▶ Short task
Go through the data below. Pull out every line that has the word "frac".

(Items from a data source)

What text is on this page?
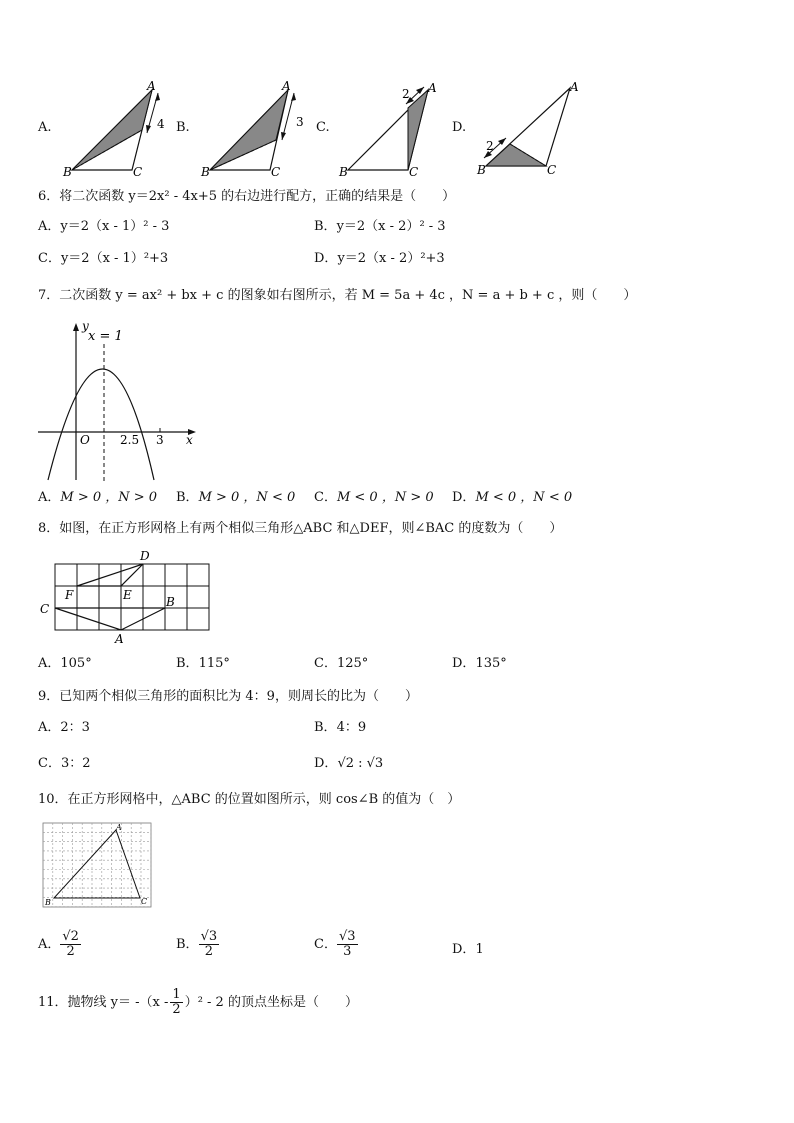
A.
A
B	C
4 B.
A
B	C
3 C.
A
B	C
2
D.
A
B	C
2
6．将二次函数 y＝2x² - 4x+5 的右边进行配方，正确的结果是（　　）
A．y＝2（x - 1）² - 3	B．y＝2（x - 2）² - 3
C．y＝2（x - 1）²+3	D．y＝2（x - 2）²+3
7．二次函数 y = ax² + bx + c 的图象如右图所示，若 M = 5a + 4c ，N = a + b + c ，则（　　）
y
x
x = 1
O	2.5 3
A．M > 0 ，N > 0 B．M > 0 ，N < 0 C．M < 0 ，N > 0 D．M < 0 ，N < 0
8．如图，在正方形网格上有两个相似三角形△ABC 和△DEF，则∠BAC 的度数为（　　）
A
B
C
D
E
F
A．105°	B．115°	C．125°	D．135°
9．已知两个相似三角形的面积比为 4：9，则周长的比为（　　）
A．2：3	B．4：9
C．3：2	D．√2 : √3
10．在正方形网格中，△ABC 的位置如图所示，则 cos∠B 的值为（　）
A
B	C
A． $\frac{√2}{2}$	B． $\frac{√3}{2}$	C． $\frac{√3}{3}$	D．1
11．抛物线 $y= -(x - \frac{1}{2} )^2 - 2$ 的顶点坐标是（　　）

▶ The result
A． $\frac{√2}{2}$	B． $\frac{√3}{2}$	C． $\frac{√3}{3}$	D．1
11．抛物线 $y= -(x - \frac{1}{2} )^2 - 2$ 的顶点坐标是（　　）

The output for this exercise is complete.